* [What you are asked to do]: Every line in the listing is to be echoed verbatim.

◇ ◇ ◇ ◇

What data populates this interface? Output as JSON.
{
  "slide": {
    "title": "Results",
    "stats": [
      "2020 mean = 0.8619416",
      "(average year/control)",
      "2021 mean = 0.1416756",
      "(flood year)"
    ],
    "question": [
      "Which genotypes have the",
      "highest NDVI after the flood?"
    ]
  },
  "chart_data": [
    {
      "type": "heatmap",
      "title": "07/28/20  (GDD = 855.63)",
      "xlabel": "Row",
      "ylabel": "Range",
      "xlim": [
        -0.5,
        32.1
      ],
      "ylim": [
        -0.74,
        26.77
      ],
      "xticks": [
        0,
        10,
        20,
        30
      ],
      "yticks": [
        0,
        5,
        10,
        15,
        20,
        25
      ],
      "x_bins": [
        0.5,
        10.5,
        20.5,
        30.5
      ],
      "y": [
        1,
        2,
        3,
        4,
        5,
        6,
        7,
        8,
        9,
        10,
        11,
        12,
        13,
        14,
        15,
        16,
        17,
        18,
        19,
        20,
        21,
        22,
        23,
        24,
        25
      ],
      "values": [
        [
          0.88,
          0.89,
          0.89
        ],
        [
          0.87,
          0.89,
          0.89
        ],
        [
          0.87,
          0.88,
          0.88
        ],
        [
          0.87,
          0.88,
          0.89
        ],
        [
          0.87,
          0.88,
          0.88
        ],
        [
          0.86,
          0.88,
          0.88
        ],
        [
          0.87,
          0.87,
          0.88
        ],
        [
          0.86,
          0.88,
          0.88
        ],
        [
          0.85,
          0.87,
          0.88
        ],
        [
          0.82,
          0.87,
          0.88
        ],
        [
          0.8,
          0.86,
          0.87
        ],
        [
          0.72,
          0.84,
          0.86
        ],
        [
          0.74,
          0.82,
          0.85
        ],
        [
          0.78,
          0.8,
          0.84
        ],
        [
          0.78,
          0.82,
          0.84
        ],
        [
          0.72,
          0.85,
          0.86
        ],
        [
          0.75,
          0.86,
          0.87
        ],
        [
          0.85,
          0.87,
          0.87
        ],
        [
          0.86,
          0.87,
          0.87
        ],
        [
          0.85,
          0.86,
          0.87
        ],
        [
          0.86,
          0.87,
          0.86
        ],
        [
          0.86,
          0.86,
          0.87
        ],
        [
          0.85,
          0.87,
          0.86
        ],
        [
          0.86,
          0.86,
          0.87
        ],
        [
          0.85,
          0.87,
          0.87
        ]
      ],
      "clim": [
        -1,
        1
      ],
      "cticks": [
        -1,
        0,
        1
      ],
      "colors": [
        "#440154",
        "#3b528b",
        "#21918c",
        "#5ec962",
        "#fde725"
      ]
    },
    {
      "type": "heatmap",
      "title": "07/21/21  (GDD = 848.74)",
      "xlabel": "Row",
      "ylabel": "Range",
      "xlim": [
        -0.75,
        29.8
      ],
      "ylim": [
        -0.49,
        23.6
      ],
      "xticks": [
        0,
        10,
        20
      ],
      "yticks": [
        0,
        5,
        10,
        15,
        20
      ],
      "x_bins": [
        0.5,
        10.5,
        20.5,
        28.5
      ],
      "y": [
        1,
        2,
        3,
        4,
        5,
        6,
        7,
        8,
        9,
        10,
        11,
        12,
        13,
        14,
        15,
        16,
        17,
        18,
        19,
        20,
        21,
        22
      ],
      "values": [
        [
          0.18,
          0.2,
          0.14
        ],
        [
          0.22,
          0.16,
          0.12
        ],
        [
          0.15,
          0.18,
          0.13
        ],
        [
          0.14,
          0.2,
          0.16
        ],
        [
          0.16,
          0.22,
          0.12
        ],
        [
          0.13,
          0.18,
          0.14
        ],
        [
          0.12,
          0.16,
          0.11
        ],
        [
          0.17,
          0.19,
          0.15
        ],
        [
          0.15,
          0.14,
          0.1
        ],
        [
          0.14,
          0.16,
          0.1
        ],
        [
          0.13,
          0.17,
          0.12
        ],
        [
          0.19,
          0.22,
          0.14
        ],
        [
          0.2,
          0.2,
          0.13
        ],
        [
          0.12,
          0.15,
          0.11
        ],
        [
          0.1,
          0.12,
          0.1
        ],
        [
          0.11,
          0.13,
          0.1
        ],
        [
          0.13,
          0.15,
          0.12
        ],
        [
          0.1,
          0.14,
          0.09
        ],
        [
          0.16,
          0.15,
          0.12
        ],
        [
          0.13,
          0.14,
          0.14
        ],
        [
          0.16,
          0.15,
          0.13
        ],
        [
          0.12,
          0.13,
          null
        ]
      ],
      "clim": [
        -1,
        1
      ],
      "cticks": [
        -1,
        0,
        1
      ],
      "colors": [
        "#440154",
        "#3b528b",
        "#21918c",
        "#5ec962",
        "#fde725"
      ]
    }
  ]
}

◇ ◇ ◇ ◇

* [Task output]:
What data populates this interface? Output as JSON.
{
  "slide": {
    "title": "Results",
    "stats": [
      "2020 mean = 0.8619416",
      "(average year/control)",
      "2021 mean = 0.1416756",
      "(flood year)"
    ],
    "question": [
      "Which genotypes have the",
      "highest NDVI after the flood?"
    ]
  },
  "chart_data": [
    {
      "type": "heatmap",
      "title": "07/28/20  (GDD = 855.63)",
      "xlabel": "Row",
      "ylabel": "Range",
      "xlim": [
        -0.5,
        32.1
      ],
      "ylim": [
        -0.74,
        26.77
      ],
      "xticks": [
        0,
        10,
        20,
        30
      ],
      "yticks": [
        0,
        5,
        10,
        15,
        20,
        25
      ],
      "x_bins": [
        0.5,
        10.5,
        20.5,
        30.5
      ],
      "y": [
        1,
        2,
        3,
        4,
        5,
        6,
        7,
        8,
        9,
        10,
        11,
        12,
        13,
        14,
        15,
        16,
        17,
        18,
        19,
        20,
        21,
        22,
        23,
        24,
        25
      ],
      "values": [
        [
          0.88,
          0.89,
          0.89
        ],
        [
          0.87,
          0.89,
          0.89
        ],
        [
          0.87,
          0.88,
          0.88
        ],
        [
          0.87,
          0.88,
          0.89
        ],
        [
          0.87,
          0.88,
          0.88
        ],
        [
          0.86,
          0.88,
          0.88
        ],
        [
          0.87,
          0.87,
          0.88
        ],
        [
          0.86,
          0.88,
          0.88
        ],
        [
          0.85,
          0.87,
          0.88
        ],
        [
          0.82,
          0.87,
          0.88
        ],
        [
          0.8,
          0.86,
          0.87
        ],
        [
          0.72,
          0.84,
          0.86
        ],
        [
          0.74,
          0.82,
          0.85
        ],
        [
          0.78,
          0.8,
          0.84
        ],
        [
          0.78,
          0.82,
          0.84
        ],
        [
          0.72,
          0.85,
          0.86
        ],
        [
          0.75,
          0.86,
          0.87
        ],
        [
          0.85,
          0.87,
          0.87
        ],
        [
          0.86,
          0.87,
          0.87
        ],
        [
          0.85,
          0.86,
          0.87
        ],
        [
          0.86,
          0.87,
          0.86
        ],
        [
          0.86,
          0.86,
          0.87
        ],
        [
          0.85,
          0.87,
          0.86
        ],
        [
          0.86,
          0.86,
          0.87
        ],
        [
          0.85,
          0.87,
          0.87
        ]
      ],
      "clim": [
        -1,
        1
      ],
      "cticks": [
        -1,
        0,
        1
      ],
      "colors": [
        "#440154",
        "#3b528b",
        "#21918c",
        "#5ec962",
        "#fde725"
      ]
    },
    {
      "type": "heatmap",
      "title": "07/21/21  (GDD = 848.74)",
      "xlabel": "Row",
      "ylabel": "Range",
      "xlim": [
        -0.75,
        29.8
      ],
      "ylim": [
        -0.49,
        23.6
      ],
      "xticks": [
        0,
        10,
        20
      ],
      "yticks": [
        0,
        5,
        10,
        15,
        20
      ],
      "x_bins": [
        0.5,
        10.5,
        20.5,
        28.5
      ],
      "y": [
        1,
        2,
        3,
        4,
        5,
        6,
        7,
        8,
        9,
        10,
        11,
        12,
        13,
        14,
        15,
        16,
        17,
        18,
        19,
        20,
        21,
        22
      ],
      "values": [
        [
          0.18,
          0.2,
          0.14
        ],
        [
          0.22,
          0.16,
          0.12
        ],
        [
          0.15,
          0.18,
          0.13
        ],
        [
          0.14,
          0.2,
          0.16
        ],
        [
          0.16,
          0.22,
          0.12
        ],
        [
          0.13,
          0.18,
          0.14
        ],
        [
          0.12,
          0.16,
          0.11
        ],
        [
          0.17,
          0.19,
          0.15
        ],
        [
          0.15,
          0.14,
          0.1
        ],
        [
          0.14,
          0.16,
          0.1
        ],
        [
          0.13,
          0.17,
          0.12
        ],
        [
          0.19,
          0.22,
          0.14
        ],
        [
          0.2,
          0.2,
          0.13
        ],
        [
          0.12,
          0.15,
          0.11
        ],
        [
          0.1,
          0.12,
          0.1
        ],
        [
          0.11,
          0.13,
          0.1
        ],
        [
          0.13,
          0.15,
          0.12
        ],
        [
          0.1,
          0.14,
          0.09
        ],
        [
          0.16,
          0.15,
          0.12
        ],
        [
          0.13,
          0.14,
          0.14
        ],
        [
          0.16,
          0.15,
          0.13
        ],
        [
          0.12,
          0.13,
          null
        ]
      ],
      "clim": [
        -1,
        1
      ],
      "cticks": [
        -1,
        0,
        1
      ],
      "colors": [
        "#440154",
        "#3b528b",
        "#21918c",
        "#5ec962",
        "#fde725"
      ]
    }
  ]
}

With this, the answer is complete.